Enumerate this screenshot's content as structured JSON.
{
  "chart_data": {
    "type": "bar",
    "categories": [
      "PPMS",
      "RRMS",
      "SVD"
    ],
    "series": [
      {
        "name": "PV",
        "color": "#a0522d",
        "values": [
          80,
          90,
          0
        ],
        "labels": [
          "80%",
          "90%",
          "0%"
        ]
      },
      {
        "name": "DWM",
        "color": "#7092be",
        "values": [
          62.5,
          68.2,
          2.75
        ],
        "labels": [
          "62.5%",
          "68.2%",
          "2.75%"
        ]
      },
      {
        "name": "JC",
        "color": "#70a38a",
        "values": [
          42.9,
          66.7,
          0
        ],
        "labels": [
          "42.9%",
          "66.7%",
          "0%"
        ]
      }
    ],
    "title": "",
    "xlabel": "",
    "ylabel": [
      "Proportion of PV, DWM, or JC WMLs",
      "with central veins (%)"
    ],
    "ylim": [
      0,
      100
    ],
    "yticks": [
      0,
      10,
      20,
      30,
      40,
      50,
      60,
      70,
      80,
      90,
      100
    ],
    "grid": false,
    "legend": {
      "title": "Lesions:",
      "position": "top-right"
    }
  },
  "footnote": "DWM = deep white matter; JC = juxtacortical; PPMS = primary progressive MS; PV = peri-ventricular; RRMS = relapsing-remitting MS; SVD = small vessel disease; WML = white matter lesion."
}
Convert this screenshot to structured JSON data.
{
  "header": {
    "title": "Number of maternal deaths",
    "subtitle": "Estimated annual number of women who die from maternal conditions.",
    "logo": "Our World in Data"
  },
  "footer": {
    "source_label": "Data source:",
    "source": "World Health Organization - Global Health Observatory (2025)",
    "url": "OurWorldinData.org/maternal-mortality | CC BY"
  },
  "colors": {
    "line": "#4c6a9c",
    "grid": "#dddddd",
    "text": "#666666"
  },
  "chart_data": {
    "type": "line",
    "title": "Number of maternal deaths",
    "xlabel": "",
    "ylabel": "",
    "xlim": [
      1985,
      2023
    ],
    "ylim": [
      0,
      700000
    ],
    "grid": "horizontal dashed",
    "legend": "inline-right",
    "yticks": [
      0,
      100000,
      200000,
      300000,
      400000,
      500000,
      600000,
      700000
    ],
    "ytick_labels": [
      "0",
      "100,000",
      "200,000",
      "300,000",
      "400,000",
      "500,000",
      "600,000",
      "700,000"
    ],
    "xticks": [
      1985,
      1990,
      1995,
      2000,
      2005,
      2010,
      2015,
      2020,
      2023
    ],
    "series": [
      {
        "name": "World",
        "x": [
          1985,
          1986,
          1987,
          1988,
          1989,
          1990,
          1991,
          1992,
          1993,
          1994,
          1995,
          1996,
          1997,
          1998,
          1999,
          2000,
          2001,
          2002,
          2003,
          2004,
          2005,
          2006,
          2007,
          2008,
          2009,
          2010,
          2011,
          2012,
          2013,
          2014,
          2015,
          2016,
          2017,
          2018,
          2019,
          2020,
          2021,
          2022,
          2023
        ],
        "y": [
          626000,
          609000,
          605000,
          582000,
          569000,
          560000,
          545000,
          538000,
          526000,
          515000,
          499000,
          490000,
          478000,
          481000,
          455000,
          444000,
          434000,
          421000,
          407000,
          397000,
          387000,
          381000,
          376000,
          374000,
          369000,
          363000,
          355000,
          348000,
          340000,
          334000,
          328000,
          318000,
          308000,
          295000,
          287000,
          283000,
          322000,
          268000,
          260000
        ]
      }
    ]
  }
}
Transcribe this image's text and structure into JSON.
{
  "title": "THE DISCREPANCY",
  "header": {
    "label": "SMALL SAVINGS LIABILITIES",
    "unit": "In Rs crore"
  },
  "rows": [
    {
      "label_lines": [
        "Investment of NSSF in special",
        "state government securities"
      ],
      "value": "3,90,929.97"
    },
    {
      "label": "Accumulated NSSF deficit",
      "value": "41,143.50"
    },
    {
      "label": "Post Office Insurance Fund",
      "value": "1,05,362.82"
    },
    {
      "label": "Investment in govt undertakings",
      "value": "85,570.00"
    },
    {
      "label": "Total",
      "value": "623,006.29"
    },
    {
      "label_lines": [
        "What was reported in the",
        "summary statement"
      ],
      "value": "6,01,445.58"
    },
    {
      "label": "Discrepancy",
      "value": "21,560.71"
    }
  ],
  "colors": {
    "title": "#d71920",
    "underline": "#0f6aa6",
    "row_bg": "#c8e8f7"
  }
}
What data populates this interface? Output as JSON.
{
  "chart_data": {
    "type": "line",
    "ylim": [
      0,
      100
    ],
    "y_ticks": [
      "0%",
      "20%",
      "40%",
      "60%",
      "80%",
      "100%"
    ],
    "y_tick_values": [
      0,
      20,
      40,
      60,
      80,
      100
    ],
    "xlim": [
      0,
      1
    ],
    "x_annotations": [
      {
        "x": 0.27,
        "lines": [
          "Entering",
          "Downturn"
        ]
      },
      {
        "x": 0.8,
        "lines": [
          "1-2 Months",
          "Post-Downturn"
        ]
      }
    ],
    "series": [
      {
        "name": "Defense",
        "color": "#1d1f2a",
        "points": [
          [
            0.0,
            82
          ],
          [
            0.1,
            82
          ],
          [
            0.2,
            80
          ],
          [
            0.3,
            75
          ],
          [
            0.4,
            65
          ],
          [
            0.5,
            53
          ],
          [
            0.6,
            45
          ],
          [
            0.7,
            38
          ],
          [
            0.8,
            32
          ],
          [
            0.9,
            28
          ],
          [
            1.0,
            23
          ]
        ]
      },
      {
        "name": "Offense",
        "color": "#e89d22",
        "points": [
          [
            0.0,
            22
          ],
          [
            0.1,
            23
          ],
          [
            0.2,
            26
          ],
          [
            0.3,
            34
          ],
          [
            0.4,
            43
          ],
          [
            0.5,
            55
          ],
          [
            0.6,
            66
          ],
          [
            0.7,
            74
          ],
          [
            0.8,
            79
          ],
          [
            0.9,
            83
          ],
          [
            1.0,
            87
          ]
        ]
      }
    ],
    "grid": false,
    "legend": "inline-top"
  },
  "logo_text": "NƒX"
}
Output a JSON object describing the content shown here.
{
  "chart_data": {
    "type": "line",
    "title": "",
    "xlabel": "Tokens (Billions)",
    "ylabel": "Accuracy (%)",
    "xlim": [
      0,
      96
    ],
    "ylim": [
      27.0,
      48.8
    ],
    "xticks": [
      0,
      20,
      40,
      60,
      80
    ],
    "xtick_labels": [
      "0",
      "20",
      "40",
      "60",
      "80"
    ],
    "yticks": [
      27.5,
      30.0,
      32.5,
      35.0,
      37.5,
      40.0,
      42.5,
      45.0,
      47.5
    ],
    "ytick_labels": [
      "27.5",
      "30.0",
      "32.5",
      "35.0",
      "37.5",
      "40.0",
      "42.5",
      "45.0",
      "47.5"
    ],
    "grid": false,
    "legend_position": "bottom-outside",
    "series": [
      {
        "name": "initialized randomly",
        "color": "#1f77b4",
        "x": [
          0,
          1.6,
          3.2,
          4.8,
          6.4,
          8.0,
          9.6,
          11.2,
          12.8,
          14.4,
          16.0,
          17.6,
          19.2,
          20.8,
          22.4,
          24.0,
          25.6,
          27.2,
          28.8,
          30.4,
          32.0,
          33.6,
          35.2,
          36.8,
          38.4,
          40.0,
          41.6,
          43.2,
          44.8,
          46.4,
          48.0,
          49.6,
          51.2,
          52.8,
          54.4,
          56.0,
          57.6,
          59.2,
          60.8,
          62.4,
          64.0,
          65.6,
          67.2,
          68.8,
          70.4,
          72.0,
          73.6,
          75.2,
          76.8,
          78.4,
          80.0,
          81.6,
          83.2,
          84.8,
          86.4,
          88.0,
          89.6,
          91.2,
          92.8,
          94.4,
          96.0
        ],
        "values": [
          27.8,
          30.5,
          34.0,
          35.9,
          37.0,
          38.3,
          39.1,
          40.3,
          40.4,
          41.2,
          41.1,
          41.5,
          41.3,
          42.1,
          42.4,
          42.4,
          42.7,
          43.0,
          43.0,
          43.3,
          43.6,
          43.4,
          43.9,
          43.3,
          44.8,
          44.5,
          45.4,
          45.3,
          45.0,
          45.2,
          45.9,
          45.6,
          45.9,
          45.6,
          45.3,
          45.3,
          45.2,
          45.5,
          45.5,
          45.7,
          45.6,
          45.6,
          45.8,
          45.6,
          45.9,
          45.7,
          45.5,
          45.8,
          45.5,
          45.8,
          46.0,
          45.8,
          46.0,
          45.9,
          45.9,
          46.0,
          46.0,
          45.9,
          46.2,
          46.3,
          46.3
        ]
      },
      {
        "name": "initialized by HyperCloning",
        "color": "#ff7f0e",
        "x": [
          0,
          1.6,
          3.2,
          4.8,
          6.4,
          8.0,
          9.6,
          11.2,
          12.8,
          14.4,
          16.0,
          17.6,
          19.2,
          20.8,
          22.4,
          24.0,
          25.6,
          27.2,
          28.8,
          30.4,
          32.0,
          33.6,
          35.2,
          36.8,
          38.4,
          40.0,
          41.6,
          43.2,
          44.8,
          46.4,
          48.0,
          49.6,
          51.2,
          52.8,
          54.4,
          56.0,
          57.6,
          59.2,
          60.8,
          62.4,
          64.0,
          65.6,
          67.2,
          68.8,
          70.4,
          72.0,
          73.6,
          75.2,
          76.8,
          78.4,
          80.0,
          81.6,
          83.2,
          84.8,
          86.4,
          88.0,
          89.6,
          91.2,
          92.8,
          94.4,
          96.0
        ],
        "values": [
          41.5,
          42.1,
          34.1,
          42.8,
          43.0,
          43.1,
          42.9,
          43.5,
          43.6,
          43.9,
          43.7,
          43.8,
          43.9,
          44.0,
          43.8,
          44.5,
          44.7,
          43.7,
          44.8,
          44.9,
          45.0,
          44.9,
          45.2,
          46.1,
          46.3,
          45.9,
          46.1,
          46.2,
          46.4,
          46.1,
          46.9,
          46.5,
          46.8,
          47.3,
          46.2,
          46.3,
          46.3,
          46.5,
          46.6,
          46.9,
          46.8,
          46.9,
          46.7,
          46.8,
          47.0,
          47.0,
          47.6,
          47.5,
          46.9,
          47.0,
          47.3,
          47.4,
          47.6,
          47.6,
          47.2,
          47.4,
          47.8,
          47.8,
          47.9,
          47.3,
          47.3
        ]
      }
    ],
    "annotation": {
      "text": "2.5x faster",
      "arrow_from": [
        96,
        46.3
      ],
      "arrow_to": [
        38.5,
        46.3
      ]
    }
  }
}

======

Identify the lines above that contain the word "inline", then copy them.

TASK RESPONSE:
    "legend": "inline-right",
    "legend": "inline-top"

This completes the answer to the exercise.